- _GIVEN INSTRUCTION_
State the number of lines, and only that number, in which the word "Ancak" appears.

- _MATERIAL SHOWN_
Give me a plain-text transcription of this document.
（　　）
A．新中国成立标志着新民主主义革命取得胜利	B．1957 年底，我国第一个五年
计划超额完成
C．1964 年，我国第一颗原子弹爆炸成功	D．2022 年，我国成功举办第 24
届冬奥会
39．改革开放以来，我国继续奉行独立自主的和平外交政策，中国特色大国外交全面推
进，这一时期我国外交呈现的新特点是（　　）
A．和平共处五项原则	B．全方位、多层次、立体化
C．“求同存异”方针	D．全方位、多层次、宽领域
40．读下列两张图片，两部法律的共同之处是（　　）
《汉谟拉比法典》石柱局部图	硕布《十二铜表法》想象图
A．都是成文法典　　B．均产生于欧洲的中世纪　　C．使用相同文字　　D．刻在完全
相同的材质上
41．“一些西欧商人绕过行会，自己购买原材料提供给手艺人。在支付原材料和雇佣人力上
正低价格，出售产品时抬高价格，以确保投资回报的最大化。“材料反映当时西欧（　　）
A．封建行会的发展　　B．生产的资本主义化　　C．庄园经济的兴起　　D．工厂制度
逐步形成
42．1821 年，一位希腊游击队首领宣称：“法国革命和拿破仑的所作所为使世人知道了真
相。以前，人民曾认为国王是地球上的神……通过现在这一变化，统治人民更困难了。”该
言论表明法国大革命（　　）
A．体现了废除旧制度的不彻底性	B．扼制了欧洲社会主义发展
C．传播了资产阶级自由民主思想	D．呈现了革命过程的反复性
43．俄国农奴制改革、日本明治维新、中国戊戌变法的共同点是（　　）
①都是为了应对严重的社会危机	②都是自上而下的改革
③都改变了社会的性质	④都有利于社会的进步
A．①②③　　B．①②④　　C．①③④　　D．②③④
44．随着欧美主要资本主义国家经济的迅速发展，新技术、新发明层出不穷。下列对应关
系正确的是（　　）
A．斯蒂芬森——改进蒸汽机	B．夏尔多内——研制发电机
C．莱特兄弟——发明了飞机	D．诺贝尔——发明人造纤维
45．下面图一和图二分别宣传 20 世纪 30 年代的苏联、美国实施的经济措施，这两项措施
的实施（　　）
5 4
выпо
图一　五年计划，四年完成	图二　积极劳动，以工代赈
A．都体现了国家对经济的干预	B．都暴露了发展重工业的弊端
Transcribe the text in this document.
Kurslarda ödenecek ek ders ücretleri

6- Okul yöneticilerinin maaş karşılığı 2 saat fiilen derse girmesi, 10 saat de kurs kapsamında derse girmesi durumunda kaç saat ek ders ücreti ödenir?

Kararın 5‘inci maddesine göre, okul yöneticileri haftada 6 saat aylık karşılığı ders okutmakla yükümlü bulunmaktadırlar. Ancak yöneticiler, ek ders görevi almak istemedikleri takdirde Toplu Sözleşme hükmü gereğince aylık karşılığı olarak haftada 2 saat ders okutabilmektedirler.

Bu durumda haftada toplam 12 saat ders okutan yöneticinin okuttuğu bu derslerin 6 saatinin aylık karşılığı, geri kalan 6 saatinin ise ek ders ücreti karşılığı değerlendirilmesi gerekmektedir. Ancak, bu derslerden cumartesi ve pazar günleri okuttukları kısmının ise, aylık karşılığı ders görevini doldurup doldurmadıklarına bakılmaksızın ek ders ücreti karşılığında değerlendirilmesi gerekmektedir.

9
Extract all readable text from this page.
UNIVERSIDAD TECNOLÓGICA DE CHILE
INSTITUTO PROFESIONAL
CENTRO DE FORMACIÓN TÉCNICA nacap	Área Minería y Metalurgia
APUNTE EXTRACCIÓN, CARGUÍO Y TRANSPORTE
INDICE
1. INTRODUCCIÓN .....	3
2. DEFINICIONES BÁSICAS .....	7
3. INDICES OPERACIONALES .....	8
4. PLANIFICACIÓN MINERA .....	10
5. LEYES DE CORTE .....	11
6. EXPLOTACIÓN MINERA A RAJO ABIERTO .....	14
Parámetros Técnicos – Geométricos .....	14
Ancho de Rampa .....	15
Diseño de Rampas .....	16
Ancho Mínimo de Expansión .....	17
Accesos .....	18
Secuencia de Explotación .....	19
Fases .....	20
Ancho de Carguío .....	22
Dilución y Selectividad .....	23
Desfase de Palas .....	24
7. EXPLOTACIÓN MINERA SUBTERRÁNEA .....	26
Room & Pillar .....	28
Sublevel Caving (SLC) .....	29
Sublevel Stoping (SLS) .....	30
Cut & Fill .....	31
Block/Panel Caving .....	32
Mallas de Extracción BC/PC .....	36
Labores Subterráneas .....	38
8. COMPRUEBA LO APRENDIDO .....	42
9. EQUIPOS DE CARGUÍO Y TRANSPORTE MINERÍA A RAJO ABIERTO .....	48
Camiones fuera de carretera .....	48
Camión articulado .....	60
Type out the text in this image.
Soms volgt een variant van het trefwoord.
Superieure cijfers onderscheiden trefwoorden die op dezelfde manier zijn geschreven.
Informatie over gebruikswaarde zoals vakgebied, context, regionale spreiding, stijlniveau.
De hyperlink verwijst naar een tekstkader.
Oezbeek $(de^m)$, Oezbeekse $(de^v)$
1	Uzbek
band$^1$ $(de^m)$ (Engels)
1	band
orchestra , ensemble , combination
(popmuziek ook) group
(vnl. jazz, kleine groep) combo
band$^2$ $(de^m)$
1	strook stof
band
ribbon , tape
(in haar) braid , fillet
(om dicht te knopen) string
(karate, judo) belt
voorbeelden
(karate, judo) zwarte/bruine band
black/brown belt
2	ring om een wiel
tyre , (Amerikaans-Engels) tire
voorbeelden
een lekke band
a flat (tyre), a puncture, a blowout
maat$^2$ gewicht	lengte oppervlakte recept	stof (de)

- _THE SOLUTION_
2